Pictures do not belong in the copy; quote every entry below exactly.

### Records for this task ###

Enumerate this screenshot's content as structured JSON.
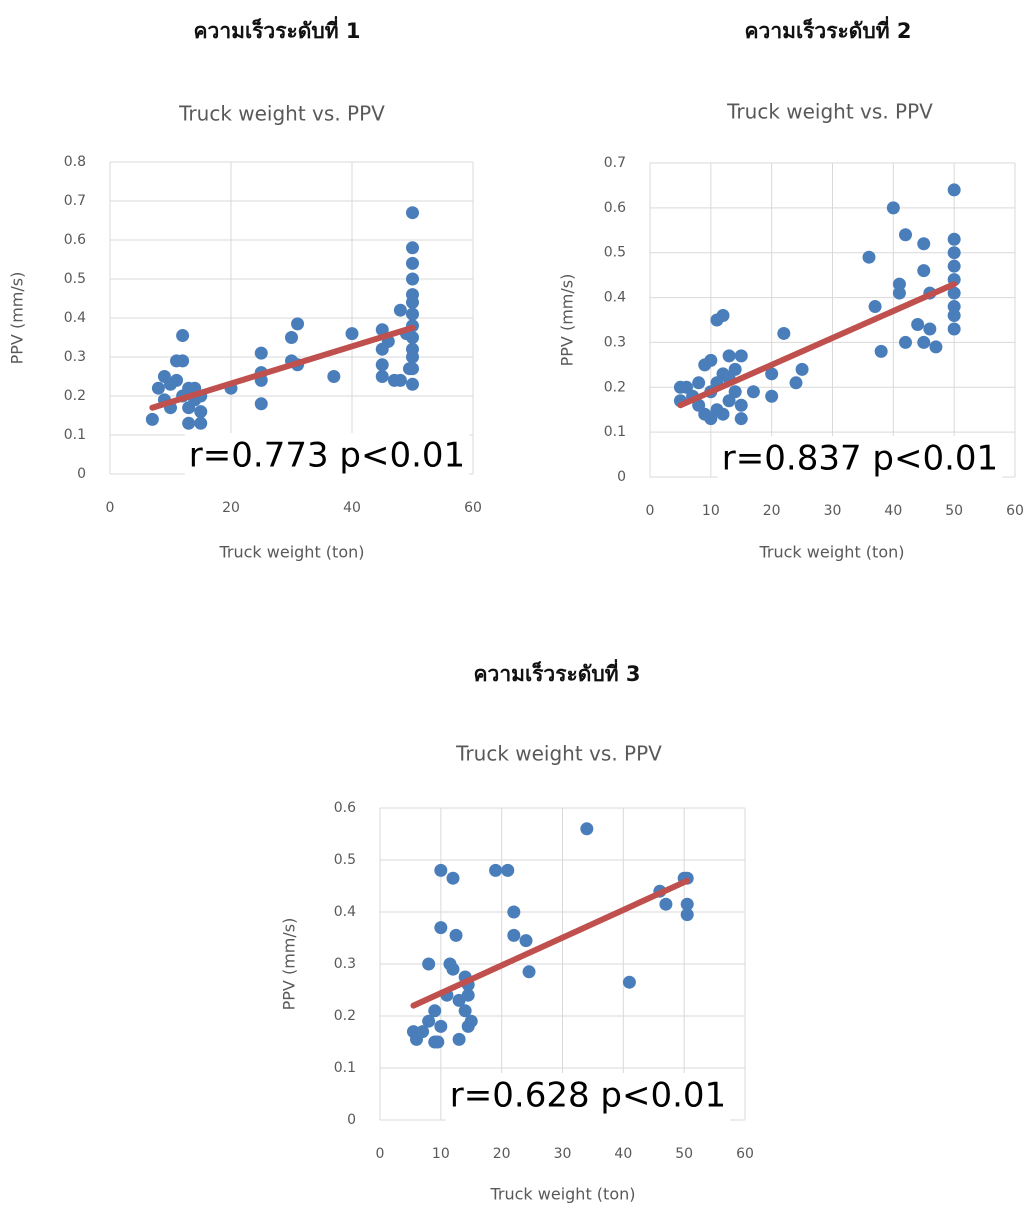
{
  "chart_data": [
    {
      "type": "scatter",
      "subtitle": "ความเร็วระดับที่ 1",
      "title": "Truck weight vs. PPV",
      "x_label": "Truck weight (ton)",
      "y_label": "PPV (mm/s)",
      "annotations": [
        "r=0.773 p<0.01"
      ],
      "color": "#4a7ebb",
      "trend_color": "#c0504d",
      "grid": true,
      "xlim": [
        0,
        60
      ],
      "ylim": [
        0,
        0.8
      ],
      "xticks": [
        0,
        20,
        40,
        60
      ],
      "yticks": [
        0,
        0.1,
        0.2,
        0.3,
        0.4,
        0.5,
        0.6,
        0.7,
        0.8
      ],
      "x": [
        7,
        8,
        9,
        9,
        10,
        10,
        11,
        11,
        12,
        12,
        12,
        13,
        13,
        13,
        14,
        14,
        15,
        15,
        15,
        20,
        25,
        25,
        25,
        25,
        30,
        30,
        31,
        31,
        37,
        40,
        45,
        45,
        45,
        45,
        46,
        47,
        48,
        48,
        49,
        50,
        50,
        50,
        50,
        50,
        50,
        50,
        50,
        50,
        50,
        50,
        50,
        50,
        49.5
      ],
      "values": [
        0.14,
        0.22,
        0.25,
        0.19,
        0.17,
        0.23,
        0.29,
        0.24,
        0.29,
        0.355,
        0.2,
        0.22,
        0.13,
        0.17,
        0.22,
        0.19,
        0.2,
        0.13,
        0.16,
        0.22,
        0.31,
        0.26,
        0.24,
        0.18,
        0.35,
        0.29,
        0.385,
        0.28,
        0.25,
        0.36,
        0.37,
        0.32,
        0.28,
        0.25,
        0.34,
        0.24,
        0.42,
        0.24,
        0.36,
        0.67,
        0.58,
        0.54,
        0.5,
        0.46,
        0.44,
        0.41,
        0.38,
        0.35,
        0.32,
        0.3,
        0.27,
        0.23,
        0.27
      ],
      "trend_x": [
        7,
        50
      ],
      "trend_y": [
        0.17,
        0.375
      ]
    },
    {
      "type": "scatter",
      "subtitle": "ความเร็วระดับที่ 2",
      "title": "Truck weight vs. PPV",
      "x_label": "Truck weight (ton)",
      "y_label": "PPV (mm/s)",
      "annotations": [
        "r=0.837 p<0.01"
      ],
      "color": "#4a7ebb",
      "trend_color": "#c0504d",
      "grid": true,
      "xlim": [
        0,
        60
      ],
      "ylim": [
        0,
        0.7
      ],
      "xticks": [
        0,
        10,
        20,
        30,
        40,
        50,
        60
      ],
      "yticks": [
        0,
        0.1,
        0.2,
        0.3,
        0.4,
        0.5,
        0.6,
        0.7
      ],
      "x": [
        5,
        5,
        6,
        7,
        8,
        8,
        9,
        9,
        10,
        10,
        10,
        11,
        11,
        11,
        12,
        12,
        12,
        13,
        13,
        13,
        14,
        14,
        15,
        15,
        15,
        17,
        20,
        20,
        22,
        24,
        25,
        36,
        37,
        38,
        40,
        41,
        41,
        42,
        42,
        44,
        45,
        45,
        45,
        46,
        46,
        47,
        50,
        50,
        50,
        50,
        50,
        50,
        50,
        50,
        50
      ],
      "values": [
        0.2,
        0.17,
        0.2,
        0.18,
        0.21,
        0.16,
        0.25,
        0.14,
        0.26,
        0.19,
        0.13,
        0.35,
        0.21,
        0.15,
        0.36,
        0.23,
        0.14,
        0.27,
        0.22,
        0.17,
        0.24,
        0.19,
        0.27,
        0.16,
        0.13,
        0.19,
        0.23,
        0.18,
        0.32,
        0.21,
        0.24,
        0.49,
        0.38,
        0.28,
        0.6,
        0.43,
        0.41,
        0.54,
        0.3,
        0.34,
        0.52,
        0.46,
        0.3,
        0.41,
        0.33,
        0.29,
        0.64,
        0.53,
        0.5,
        0.47,
        0.44,
        0.41,
        0.38,
        0.36,
        0.33
      ],
      "trend_x": [
        5,
        50
      ],
      "trend_y": [
        0.16,
        0.43
      ]
    },
    {
      "type": "scatter",
      "subtitle": "ความเร็วระดับที่ 3",
      "title": "Truck weight vs. PPV",
      "x_label": "Truck weight (ton)",
      "y_label": "PPV (mm/s)",
      "annotations": [
        "r=0.628 p<0.01"
      ],
      "color": "#4a7ebb",
      "trend_color": "#c0504d",
      "grid": true,
      "xlim": [
        0,
        60
      ],
      "ylim": [
        0,
        0.6
      ],
      "xticks": [
        0,
        10,
        20,
        30,
        40,
        50,
        60
      ],
      "yticks": [
        0,
        0.1,
        0.2,
        0.3,
        0.4,
        0.5,
        0.6
      ],
      "x": [
        5.5,
        6,
        7,
        8,
        8,
        9,
        9,
        9.5,
        10,
        10,
        10,
        11,
        11.5,
        12,
        12,
        12.5,
        13,
        13,
        14,
        14,
        14.5,
        14.5,
        14.5,
        15,
        19,
        21,
        22,
        22,
        24,
        24.5,
        34,
        41,
        46,
        47,
        50,
        50.5,
        50.5,
        50.5
      ],
      "values": [
        0.17,
        0.155,
        0.17,
        0.3,
        0.19,
        0.15,
        0.21,
        0.15,
        0.48,
        0.37,
        0.18,
        0.24,
        0.3,
        0.465,
        0.29,
        0.355,
        0.23,
        0.155,
        0.275,
        0.21,
        0.26,
        0.24,
        0.18,
        0.19,
        0.48,
        0.48,
        0.4,
        0.355,
        0.345,
        0.285,
        0.56,
        0.265,
        0.44,
        0.415,
        0.465,
        0.465,
        0.415,
        0.395
      ],
      "trend_x": [
        5.5,
        50.5
      ],
      "trend_y": [
        0.22,
        0.46
      ]
    }
  ]
}
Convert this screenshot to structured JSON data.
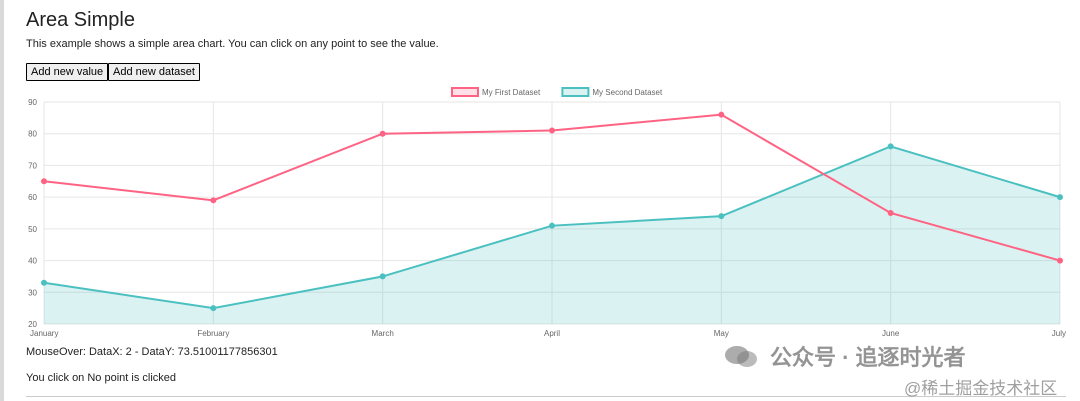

###

### Completed exercise
Enumerate this screenshot's content as structured JSON.
{
  "chart_data": [
    {
      "type": "scatter",
      "subtitle": "ความเร็วระดับที่ 1",
      "title": "Truck weight vs. PPV",
      "x_label": "Truck weight (ton)",
      "y_label": "PPV (mm/s)",
      "annotations": [
        "r=0.773 p<0.01"
      ],
      "color": "#4a7ebb",
      "trend_color": "#c0504d",
      "grid": true,
      "xlim": [
        0,
        60
      ],
      "ylim": [
        0,
        0.8
      ],
      "xticks": [
        0,
        20,
        40,
        60
      ],
      "yticks": [
        0,
        0.1,
        0.2,
        0.3,
        0.4,
        0.5,
        0.6,
        0.7,
        0.8
      ],
      "x": [
        7,
        8,
        9,
        9,
        10,
        10,
        11,
        11,
        12,
        12,
        12,
        13,
        13,
        13,
        14,
        14,
        15,
        15,
        15,
        20,
        25,
        25,
        25,
        25,
        30,
        30,
        31,
        31,
        37,
        40,
        45,
        45,
        45,
        45,
        46,
        47,
        48,
        48,
        49,
        50,
        50,
        50,
        50,
        50,
        50,
        50,
        50,
        50,
        50,
        50,
        50,
        50,
        49.5
      ],
      "values": [
        0.14,
        0.22,
        0.25,
        0.19,
        0.17,
        0.23,
        0.29,
        0.24,
        0.29,
        0.355,
        0.2,
        0.22,
        0.13,
        0.17,
        0.22,
        0.19,
        0.2,
        0.13,
        0.16,
        0.22,
        0.31,
        0.26,
        0.24,
        0.18,
        0.35,
        0.29,
        0.385,
        0.28,
        0.25,
        0.36,
        0.37,
        0.32,
        0.28,
        0.25,
        0.34,
        0.24,
        0.42,
        0.24,
        0.36,
        0.67,
        0.58,
        0.54,
        0.5,
        0.46,
        0.44,
        0.41,
        0.38,
        0.35,
        0.32,
        0.3,
        0.27,
        0.23,
        0.27
      ],
      "trend_x": [
        7,
        50
      ],
      "trend_y": [
        0.17,
        0.375
      ]
    },
    {
      "type": "scatter",
      "subtitle": "ความเร็วระดับที่ 2",
      "title": "Truck weight vs. PPV",
      "x_label": "Truck weight (ton)",
      "y_label": "PPV (mm/s)",
      "annotations": [
        "r=0.837 p<0.01"
      ],
      "color": "#4a7ebb",
      "trend_color": "#c0504d",
      "grid": true,
      "xlim": [
        0,
        60
      ],
      "ylim": [
        0,
        0.7
      ],
      "xticks": [
        0,
        10,
        20,
        30,
        40,
        50,
        60
      ],
      "yticks": [
        0,
        0.1,
        0.2,
        0.3,
        0.4,
        0.5,
        0.6,
        0.7
      ],
      "x": [
        5,
        5,
        6,
        7,
        8,
        8,
        9,
        9,
        10,
        10,
        10,
        11,
        11,
        11,
        12,
        12,
        12,
        13,
        13,
        13,
        14,
        14,
        15,
        15,
        15,
        17,
        20,
        20,
        22,
        24,
        25,
        36,
        37,
        38,
        40,
        41,
        41,
        42,
        42,
        44,
        45,
        45,
        45,
        46,
        46,
        47,
        50,
        50,
        50,
        50,
        50,
        50,
        50,
        50,
        50
      ],
      "values": [
        0.2,
        0.17,
        0.2,
        0.18,
        0.21,
        0.16,
        0.25,
        0.14,
        0.26,
        0.19,
        0.13,
        0.35,
        0.21,
        0.15,
        0.36,
        0.23,
        0.14,
        0.27,
        0.22,
        0.17,
        0.24,
        0.19,
        0.27,
        0.16,
        0.13,
        0.19,
        0.23,
        0.18,
        0.32,
        0.21,
        0.24,
        0.49,
        0.38,
        0.28,
        0.6,
        0.43,
        0.41,
        0.54,
        0.3,
        0.34,
        0.52,
        0.46,
        0.3,
        0.41,
        0.33,
        0.29,
        0.64,
        0.53,
        0.5,
        0.47,
        0.44,
        0.41,
        0.38,
        0.36,
        0.33
      ],
      "trend_x": [
        5,
        50
      ],
      "trend_y": [
        0.16,
        0.43
      ]
    },
    {
      "type": "scatter",
      "subtitle": "ความเร็วระดับที่ 3",
      "title": "Truck weight vs. PPV",
      "x_label": "Truck weight (ton)",
      "y_label": "PPV (mm/s)",
      "annotations": [
        "r=0.628 p<0.01"
      ],
      "color": "#4a7ebb",
      "trend_color": "#c0504d",
      "grid": true,
      "xlim": [
        0,
        60
      ],
      "ylim": [
        0,
        0.6
      ],
      "xticks": [
        0,
        10,
        20,
        30,
        40,
        50,
        60
      ],
      "yticks": [
        0,
        0.1,
        0.2,
        0.3,
        0.4,
        0.5,
        0.6
      ],
      "x": [
        5.5,
        6,
        7,
        8,
        8,
        9,
        9,
        9.5,
        10,
        10,
        10,
        11,
        11.5,
        12,
        12,
        12.5,
        13,
        13,
        14,
        14,
        14.5,
        14.5,
        14.5,
        15,
        19,
        21,
        22,
        22,
        24,
        24.5,
        34,
        41,
        46,
        47,
        50,
        50.5,
        50.5,
        50.5
      ],
      "values": [
        0.17,
        0.155,
        0.17,
        0.3,
        0.19,
        0.15,
        0.21,
        0.15,
        0.48,
        0.37,
        0.18,
        0.24,
        0.3,
        0.465,
        0.29,
        0.355,
        0.23,
        0.155,
        0.275,
        0.21,
        0.26,
        0.24,
        0.18,
        0.19,
        0.48,
        0.48,
        0.4,
        0.355,
        0.345,
        0.285,
        0.56,
        0.265,
        0.44,
        0.415,
        0.465,
        0.465,
        0.415,
        0.395
      ],
      "trend_x": [
        5.5,
        50.5
      ],
      "trend_y": [
        0.22,
        0.46
      ]
    }
  ]
}
Convert this screenshot to structured JSON data.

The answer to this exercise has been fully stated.